Repeat the listing in full, word for word.

§ Input
-=-=-
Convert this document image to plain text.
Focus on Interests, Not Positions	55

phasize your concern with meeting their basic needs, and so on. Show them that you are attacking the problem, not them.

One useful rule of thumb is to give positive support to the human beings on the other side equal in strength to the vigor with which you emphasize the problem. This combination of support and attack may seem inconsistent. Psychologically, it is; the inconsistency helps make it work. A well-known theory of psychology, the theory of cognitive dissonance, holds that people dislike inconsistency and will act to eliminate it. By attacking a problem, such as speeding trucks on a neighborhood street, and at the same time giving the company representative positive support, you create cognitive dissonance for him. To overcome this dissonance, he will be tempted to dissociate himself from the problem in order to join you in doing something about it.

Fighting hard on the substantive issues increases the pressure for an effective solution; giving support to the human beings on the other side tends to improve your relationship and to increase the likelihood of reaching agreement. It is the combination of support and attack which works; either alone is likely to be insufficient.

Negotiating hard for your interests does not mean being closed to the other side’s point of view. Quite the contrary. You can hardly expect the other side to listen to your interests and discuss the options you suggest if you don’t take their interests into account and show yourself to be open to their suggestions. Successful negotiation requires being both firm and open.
-=-=-
§ Finished answer
Convert this document image to plain text.
Focus on Interests, Not Positions	55

phasize your concern with meeting their basic needs, and so on. Show them that you are attacking the problem, not them.

One useful rule of thumb is to give positive support to the human beings on the other side equal in strength to the vigor with which you emphasize the problem. This combination of support and attack may seem inconsistent. Psychologically, it is; the inconsistency helps make it work. A well-known theory of psychology, the theory of cognitive dissonance, holds that people dislike inconsistency and will act to eliminate it. By attacking a problem, such as speeding trucks on a neighborhood street, and at the same time giving the company representative positive support, you create cognitive dissonance for him. To overcome this dissonance, he will be tempted to dissociate himself from the problem in order to join you in doing something about it.

Fighting hard on the substantive issues increases the pressure for an effective solution; giving support to the human beings on the other side tends to improve your relationship and to increase the likelihood of reaching agreement. It is the combination of support and attack which works; either alone is likely to be insufficient.

Negotiating hard for your interests does not mean being closed to the other side’s point of view. Quite the contrary. You can hardly expect the other side to listen to your interests and discuss the options you suggest if you don’t take their interests into account and show yourself to be open to their suggestions. Successful negotiation requires being both firm and open.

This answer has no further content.